START Given entries
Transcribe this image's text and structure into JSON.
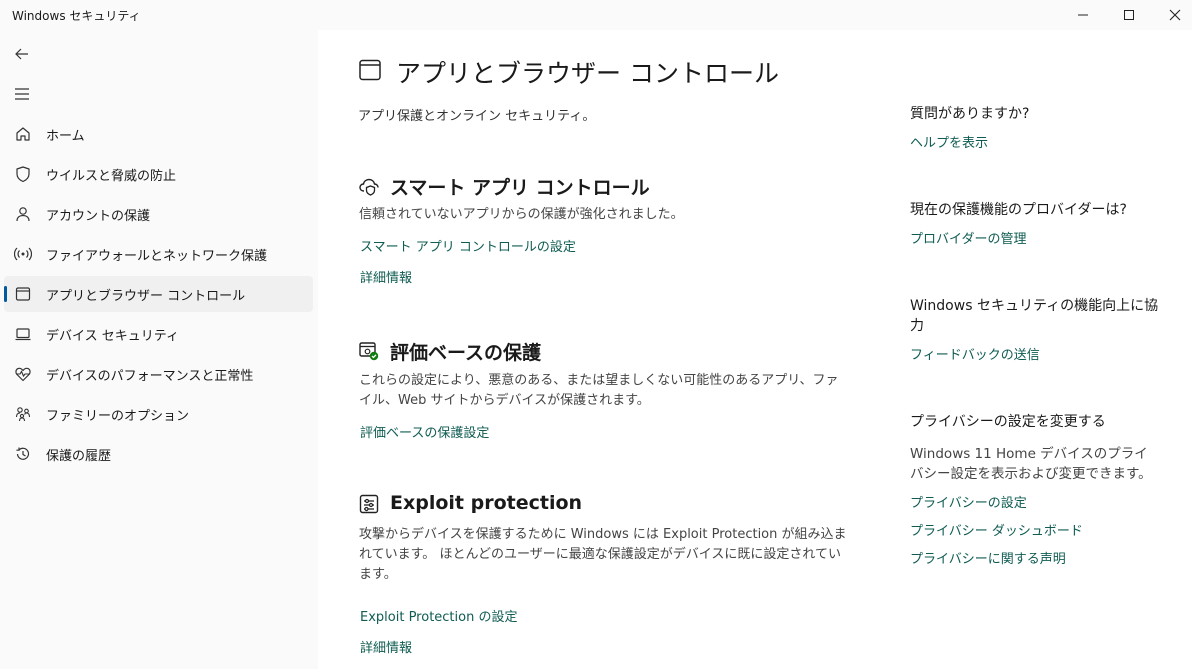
{
  "window": {
    "title": "Windows セキュリティ"
  },
  "sidebar": {
    "items": [
      {
        "label": "ホーム",
        "icon": "home-icon"
      },
      {
        "label": "ウイルスと脅威の防止",
        "icon": "shield-icon"
      },
      {
        "label": "アカウントの保護",
        "icon": "person-icon"
      },
      {
        "label": "ファイアウォールとネットワーク保護",
        "icon": "network-icon"
      },
      {
        "label": "アプリとブラウザー コントロール",
        "icon": "app-window-icon",
        "active": true
      },
      {
        "label": "デバイス セキュリティ",
        "icon": "laptop-icon"
      },
      {
        "label": "デバイスのパフォーマンスと正常性",
        "icon": "heart-pulse-icon"
      },
      {
        "label": "ファミリーのオプション",
        "icon": "family-icon"
      },
      {
        "label": "保護の履歴",
        "icon": "history-icon"
      }
    ]
  },
  "main": {
    "title": "アプリとブラウザー コントロール",
    "subtitle": "アプリ保護とオンライン セキュリティ。",
    "sections": [
      {
        "title": "スマート アプリ コントロール",
        "icon": "cloud-shield-icon",
        "description": "信頼されていないアプリからの保護が強化されました。",
        "links": [
          "スマート アプリ コントロールの設定",
          "詳細情報"
        ]
      },
      {
        "title": "評価ベースの保護",
        "icon": "reputation-check-icon",
        "description": "これらの設定により、悪意のある、または望ましくない可能性のあるアプリ、ファイル、Web サイトからデバイスが保護されます。",
        "links": [
          "評価ベースの保護設定"
        ]
      },
      {
        "title": "Exploit protection",
        "icon": "exploit-sliders-icon",
        "description": "攻撃からデバイスを保護するために Windows には Exploit Protection が組み込まれています。 ほとんどのユーザーに最適な保護設定がデバイスに既に設定されています。",
        "links": [
          "Exploit Protection の設定",
          "詳細情報"
        ]
      }
    ]
  },
  "right": {
    "help_q": "質問がありますか?",
    "help_link": "ヘルプを表示",
    "provider_q": "現在の保護機能のプロバイダーは?",
    "provider_link": "プロバイダーの管理",
    "improve_q": "Windows セキュリティの機能向上に協力",
    "improve_link": "フィードバックの送信",
    "privacy_q": "プライバシーの設定を変更する",
    "privacy_desc": "Windows 11 Home デバイスのプライバシー設定を表示および変更できます。",
    "privacy_links": [
      "プライバシーの設定",
      "プライバシー ダッシュボード",
      "プライバシーに関する声明"
    ]
  },
  "colors": {
    "link": "#0f5c52",
    "accent": "#005a9e",
    "sidebar_bg": "#fafafa",
    "active_bg": "#f0f0f0"
  }
}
END Given entries
• [Stated goal] Make an exact copy of the data, leaving its pictures out.

• [Exercise solution]
Transcribe this image's text and structure into JSON.
{
  "window": {
    "title": "Windows セキュリティ"
  },
  "sidebar": {
    "items": [
      {
        "label": "ホーム",
        "icon": "home-icon"
      },
      {
        "label": "ウイルスと脅威の防止",
        "icon": "shield-icon"
      },
      {
        "label": "アカウントの保護",
        "icon": "person-icon"
      },
      {
        "label": "ファイアウォールとネットワーク保護",
        "icon": "network-icon"
      },
      {
        "label": "アプリとブラウザー コントロール",
        "icon": "app-window-icon",
        "active": true
      },
      {
        "label": "デバイス セキュリティ",
        "icon": "laptop-icon"
      },
      {
        "label": "デバイスのパフォーマンスと正常性",
        "icon": "heart-pulse-icon"
      },
      {
        "label": "ファミリーのオプション",
        "icon": "family-icon"
      },
      {
        "label": "保護の履歴",
        "icon": "history-icon"
      }
    ]
  },
  "main": {
    "title": "アプリとブラウザー コントロール",
    "subtitle": "アプリ保護とオンライン セキュリティ。",
    "sections": [
      {
        "title": "スマート アプリ コントロール",
        "icon": "cloud-shield-icon",
        "description": "信頼されていないアプリからの保護が強化されました。",
        "links": [
          "スマート アプリ コントロールの設定",
          "詳細情報"
        ]
      },
      {
        "title": "評価ベースの保護",
        "icon": "reputation-check-icon",
        "description": "これらの設定により、悪意のある、または望ましくない可能性のあるアプリ、ファイル、Web サイトからデバイスが保護されます。",
        "links": [
          "評価ベースの保護設定"
        ]
      },
      {
        "title": "Exploit protection",
        "icon": "exploit-sliders-icon",
        "description": "攻撃からデバイスを保護するために Windows には Exploit Protection が組み込まれています。 ほとんどのユーザーに最適な保護設定がデバイスに既に設定されています。",
        "links": [
          "Exploit Protection の設定",
          "詳細情報"
        ]
      }
    ]
  },
  "right": {
    "help_q": "質問がありますか?",
    "help_link": "ヘルプを表示",
    "provider_q": "現在の保護機能のプロバイダーは?",
    "provider_link": "プロバイダーの管理",
    "improve_q": "Windows セキュリティの機能向上に協力",
    "improve_link": "フィードバックの送信",
    "privacy_q": "プライバシーの設定を変更する",
    "privacy_desc": "Windows 11 Home デバイスのプライバシー設定を表示および変更できます。",
    "privacy_links": [
      "プライバシーの設定",
      "プライバシー ダッシュボード",
      "プライバシーに関する声明"
    ]
  },
  "colors": {
    "link": "#0f5c52",
    "accent": "#005a9e",
    "sidebar_bg": "#fafafa",
    "active_bg": "#f0f0f0"
  }
}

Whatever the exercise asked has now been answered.